> [TASK DESCRIPTION]:
Output the material exactly, but drop every image it holds.

> [EXERCISE MATERIAL]:
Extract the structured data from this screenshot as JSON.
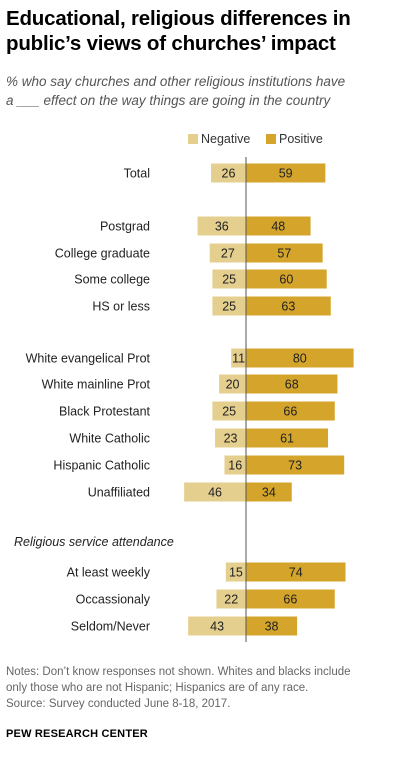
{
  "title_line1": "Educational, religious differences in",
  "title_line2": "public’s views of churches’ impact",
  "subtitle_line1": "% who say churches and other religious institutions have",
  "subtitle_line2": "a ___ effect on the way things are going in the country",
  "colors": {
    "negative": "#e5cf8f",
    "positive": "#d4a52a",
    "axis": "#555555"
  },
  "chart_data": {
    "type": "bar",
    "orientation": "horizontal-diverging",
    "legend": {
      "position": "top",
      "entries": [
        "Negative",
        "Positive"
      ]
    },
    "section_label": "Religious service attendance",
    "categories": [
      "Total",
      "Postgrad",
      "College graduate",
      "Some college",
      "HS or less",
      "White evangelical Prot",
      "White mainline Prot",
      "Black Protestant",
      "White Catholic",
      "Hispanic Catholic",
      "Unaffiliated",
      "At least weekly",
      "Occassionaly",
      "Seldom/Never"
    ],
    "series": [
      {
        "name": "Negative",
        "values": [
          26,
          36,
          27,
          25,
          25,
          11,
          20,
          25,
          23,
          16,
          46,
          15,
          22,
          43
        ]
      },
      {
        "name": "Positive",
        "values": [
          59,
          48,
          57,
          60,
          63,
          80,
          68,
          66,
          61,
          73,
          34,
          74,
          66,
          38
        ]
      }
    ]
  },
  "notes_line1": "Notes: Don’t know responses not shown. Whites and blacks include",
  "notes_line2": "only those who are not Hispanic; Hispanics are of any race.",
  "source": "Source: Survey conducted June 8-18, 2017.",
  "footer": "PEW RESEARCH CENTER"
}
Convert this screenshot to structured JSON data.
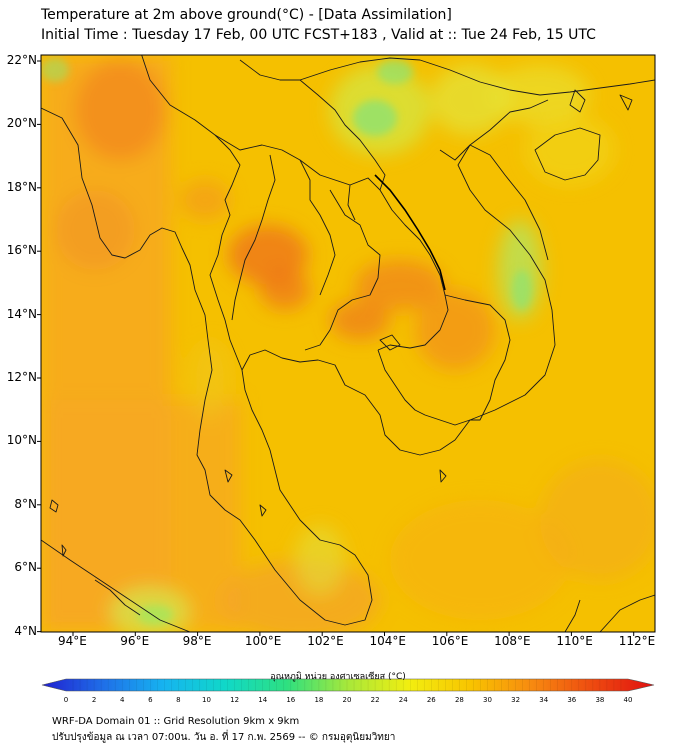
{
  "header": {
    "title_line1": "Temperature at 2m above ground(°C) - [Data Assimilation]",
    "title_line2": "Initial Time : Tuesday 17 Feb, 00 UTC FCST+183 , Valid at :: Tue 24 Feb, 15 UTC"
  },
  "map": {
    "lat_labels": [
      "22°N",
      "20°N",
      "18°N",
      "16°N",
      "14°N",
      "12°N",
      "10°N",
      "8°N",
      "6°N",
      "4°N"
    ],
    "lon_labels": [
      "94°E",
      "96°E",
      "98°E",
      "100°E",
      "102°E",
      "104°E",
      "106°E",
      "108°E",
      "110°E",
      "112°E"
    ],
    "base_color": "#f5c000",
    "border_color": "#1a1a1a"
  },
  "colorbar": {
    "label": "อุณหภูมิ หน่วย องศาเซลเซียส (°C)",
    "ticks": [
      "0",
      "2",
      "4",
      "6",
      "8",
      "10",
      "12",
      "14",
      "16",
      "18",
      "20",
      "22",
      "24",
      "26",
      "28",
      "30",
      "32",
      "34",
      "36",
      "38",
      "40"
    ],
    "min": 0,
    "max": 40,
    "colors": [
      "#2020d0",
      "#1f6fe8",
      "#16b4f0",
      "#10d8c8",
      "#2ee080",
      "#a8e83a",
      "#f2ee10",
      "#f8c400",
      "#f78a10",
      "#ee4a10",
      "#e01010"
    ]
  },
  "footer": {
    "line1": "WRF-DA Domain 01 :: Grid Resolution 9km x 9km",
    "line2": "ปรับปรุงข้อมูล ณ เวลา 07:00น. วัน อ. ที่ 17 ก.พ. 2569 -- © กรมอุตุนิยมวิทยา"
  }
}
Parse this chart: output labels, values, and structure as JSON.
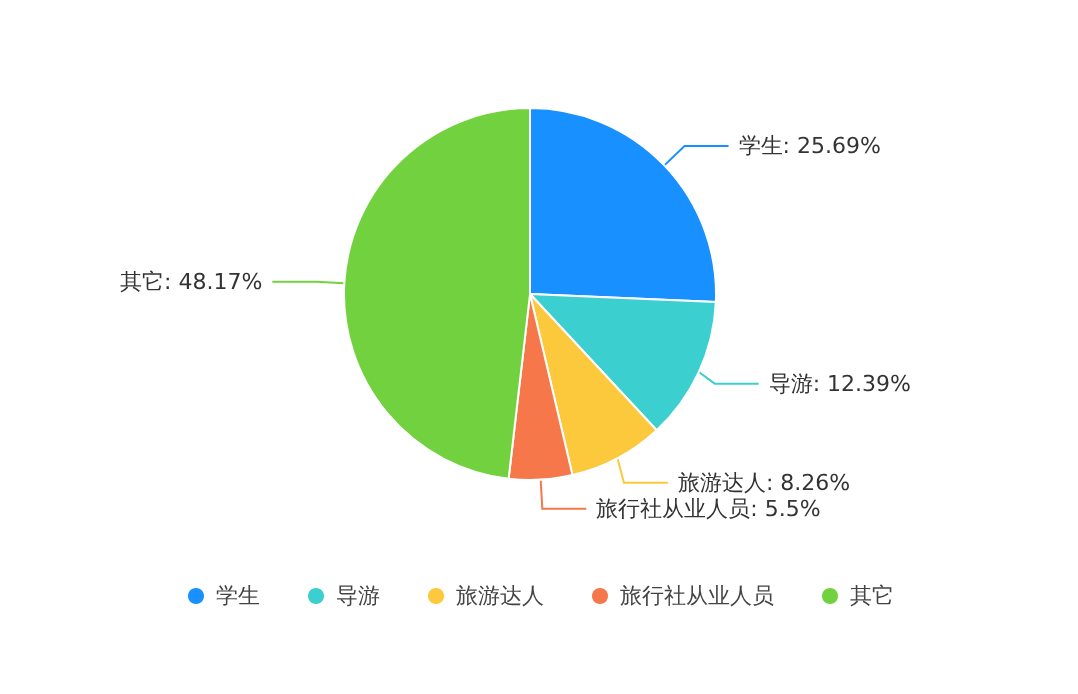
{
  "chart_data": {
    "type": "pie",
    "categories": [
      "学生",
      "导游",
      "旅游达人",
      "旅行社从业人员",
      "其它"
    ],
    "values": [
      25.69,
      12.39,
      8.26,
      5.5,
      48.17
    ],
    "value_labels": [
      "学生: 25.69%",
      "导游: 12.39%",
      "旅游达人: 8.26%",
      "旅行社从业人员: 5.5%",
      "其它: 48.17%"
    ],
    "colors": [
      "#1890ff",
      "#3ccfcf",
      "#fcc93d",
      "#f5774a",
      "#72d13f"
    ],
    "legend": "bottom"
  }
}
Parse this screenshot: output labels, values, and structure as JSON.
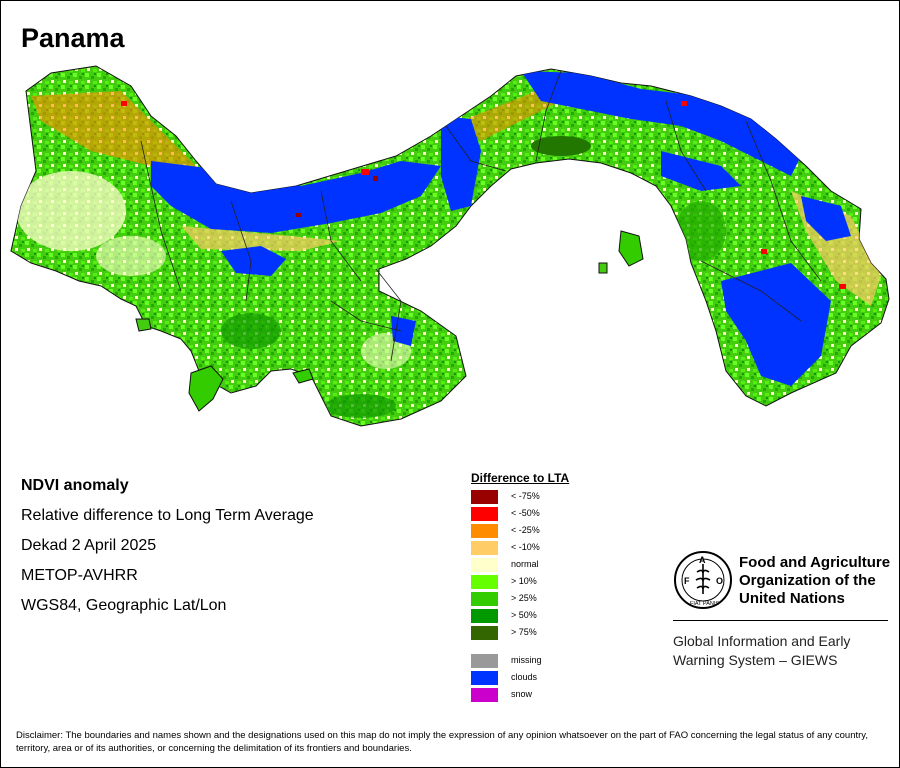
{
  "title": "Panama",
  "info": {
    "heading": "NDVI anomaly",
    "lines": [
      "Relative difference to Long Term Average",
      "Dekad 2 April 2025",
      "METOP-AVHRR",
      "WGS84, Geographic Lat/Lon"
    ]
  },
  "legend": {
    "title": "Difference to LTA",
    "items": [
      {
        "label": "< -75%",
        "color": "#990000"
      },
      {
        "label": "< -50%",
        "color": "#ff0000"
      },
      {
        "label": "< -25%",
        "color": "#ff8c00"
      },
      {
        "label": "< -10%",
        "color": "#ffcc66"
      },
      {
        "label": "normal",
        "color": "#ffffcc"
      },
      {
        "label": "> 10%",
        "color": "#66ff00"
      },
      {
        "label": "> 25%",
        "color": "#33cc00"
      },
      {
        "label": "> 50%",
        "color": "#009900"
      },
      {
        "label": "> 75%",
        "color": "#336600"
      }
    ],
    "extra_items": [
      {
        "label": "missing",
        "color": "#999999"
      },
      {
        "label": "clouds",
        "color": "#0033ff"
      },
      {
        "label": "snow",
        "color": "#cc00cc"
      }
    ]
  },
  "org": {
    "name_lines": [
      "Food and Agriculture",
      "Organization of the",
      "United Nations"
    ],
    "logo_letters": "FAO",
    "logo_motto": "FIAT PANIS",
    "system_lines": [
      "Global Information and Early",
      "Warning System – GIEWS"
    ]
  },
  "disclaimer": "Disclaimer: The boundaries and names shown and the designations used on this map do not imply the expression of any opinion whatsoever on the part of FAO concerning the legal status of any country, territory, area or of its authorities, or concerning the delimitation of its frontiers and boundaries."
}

> [REPLY]:
Extract the structured data from this screenshot as JSON.
{
  "title_line1": "Educational, religious differences in",
  "title_line2": "public’s views of churches’ impact",
  "subtitle_line1": "% who say churches and other religious institutions have",
  "subtitle_line2": "a ___ effect on the way things are going in the country",
  "colors": {
    "negative": "#e5cf8f",
    "positive": "#d4a52a",
    "axis": "#555555"
  },
  "chart_data": {
    "type": "bar",
    "orientation": "horizontal-diverging",
    "legend": {
      "position": "top",
      "entries": [
        "Negative",
        "Positive"
      ]
    },
    "section_label": "Religious service attendance",
    "categories": [
      "Total",
      "Postgrad",
      "College graduate",
      "Some college",
      "HS or less",
      "White evangelical Prot",
      "White mainline Prot",
      "Black Protestant",
      "White Catholic",
      "Hispanic Catholic",
      "Unaffiliated",
      "At least weekly",
      "Occassionaly",
      "Seldom/Never"
    ],
    "series": [
      {
        "name": "Negative",
        "values": [
          26,
          36,
          27,
          25,
          25,
          11,
          20,
          25,
          23,
          16,
          46,
          15,
          22,
          43
        ]
      },
      {
        "name": "Positive",
        "values": [
          59,
          48,
          57,
          60,
          63,
          80,
          68,
          66,
          61,
          73,
          34,
          74,
          66,
          38
        ]
      }
    ]
  },
  "notes_line1": "Notes: Don’t know responses not shown. Whites and blacks include",
  "notes_line2": "only those who are not Hispanic; Hispanics are of any race.",
  "source": "Source: Survey conducted June 8-18, 2017.",
  "footer": "PEW RESEARCH CENTER"
}
Convert this screenshot to structured JSON data.
{
  "header": {
    "title_line1": "Temperature at 2m above ground(°C) - [Data Assimilation]",
    "title_line2": "Initial Time : Tuesday 17 Feb, 00 UTC FCST+183 , Valid at :: Tue 24 Feb, 15 UTC"
  },
  "map": {
    "lat_labels": [
      "22°N",
      "20°N",
      "18°N",
      "16°N",
      "14°N",
      "12°N",
      "10°N",
      "8°N",
      "6°N",
      "4°N"
    ],
    "lon_labels": [
      "94°E",
      "96°E",
      "98°E",
      "100°E",
      "102°E",
      "104°E",
      "106°E",
      "108°E",
      "110°E",
      "112°E"
    ],
    "base_color": "#f5c000",
    "border_color": "#1a1a1a"
  },
  "colorbar": {
    "label": "อุณหภูมิ หน่วย องศาเซลเซียส (°C)",
    "ticks": [
      "0",
      "2",
      "4",
      "6",
      "8",
      "10",
      "12",
      "14",
      "16",
      "18",
      "20",
      "22",
      "24",
      "26",
      "28",
      "30",
      "32",
      "34",
      "36",
      "38",
      "40"
    ],
    "min": 0,
    "max": 40,
    "colors": [
      "#2020d0",
      "#1f6fe8",
      "#16b4f0",
      "#10d8c8",
      "#2ee080",
      "#a8e83a",
      "#f2ee10",
      "#f8c400",
      "#f78a10",
      "#ee4a10",
      "#e01010"
    ]
  },
  "footer": {
    "line1": "WRF-DA Domain 01 :: Grid Resolution 9km x 9km",
    "line2": "ปรับปรุงข้อมูล ณ เวลา 07:00น. วัน อ. ที่ 17 ก.พ. 2569 -- © กรมอุตุนิยมวิทยา"
  }
}
Parse this chart: output labels, values, and structure as JSON.
{
  "chart_data": {
    "type": "pie",
    "categories": [
      "学生",
      "导游",
      "旅游达人",
      "旅行社从业人员",
      "其它"
    ],
    "values": [
      25.69,
      12.39,
      8.26,
      5.5,
      48.17
    ],
    "value_labels": [
      "学生: 25.69%",
      "导游: 12.39%",
      "旅游达人: 8.26%",
      "旅行社从业人员: 5.5%",
      "其它: 48.17%"
    ],
    "colors": [
      "#1890ff",
      "#3ccfcf",
      "#fcc93d",
      "#f5774a",
      "#72d13f"
    ],
    "legend": "bottom"
  }
}
Parse this screenshot: output labels, values, and structure as JSON.
{
  "title": "Panama",
  "info": {
    "heading": "NDVI anomaly",
    "lines": [
      "Relative difference to Long Term Average",
      "Dekad 2 April 2025",
      "METOP-AVHRR",
      "WGS84, Geographic Lat/Lon"
    ]
  },
  "legend": {
    "title": "Difference to LTA",
    "items": [
      {
        "label": "< -75%",
        "color": "#990000"
      },
      {
        "label": "< -50%",
        "color": "#ff0000"
      },
      {
        "label": "< -25%",
        "color": "#ff8c00"
      },
      {
        "label": "< -10%",
        "color": "#ffcc66"
      },
      {
        "label": "normal",
        "color": "#ffffcc"
      },
      {
        "label": "> 10%",
        "color": "#66ff00"
      },
      {
        "label": "> 25%",
        "color": "#33cc00"
      },
      {
        "label": "> 50%",
        "color": "#009900"
      },
      {
        "label": "> 75%",
        "color": "#336600"
      }
    ],
    "extra_items": [
      {
        "label": "missing",
        "color": "#999999"
      },
      {
        "label": "clouds",
        "color": "#0033ff"
      },
      {
        "label": "snow",
        "color": "#cc00cc"
      }
    ]
  },
  "org": {
    "name_lines": [
      "Food and Agriculture",
      "Organization of the",
      "United Nations"
    ],
    "logo_letters": "FAO",
    "logo_motto": "FIAT PANIS",
    "system_lines": [
      "Global Information and Early",
      "Warning System – GIEWS"
    ]
  },
  "disclaimer": "Disclaimer: The boundaries and names shown and the designations used on this map do not imply the expression of any opinion whatsoever on the part of FAO concerning the legal status of any country, territory, area or of its authorities, or concerning the delimitation of its frontiers and boundaries."
}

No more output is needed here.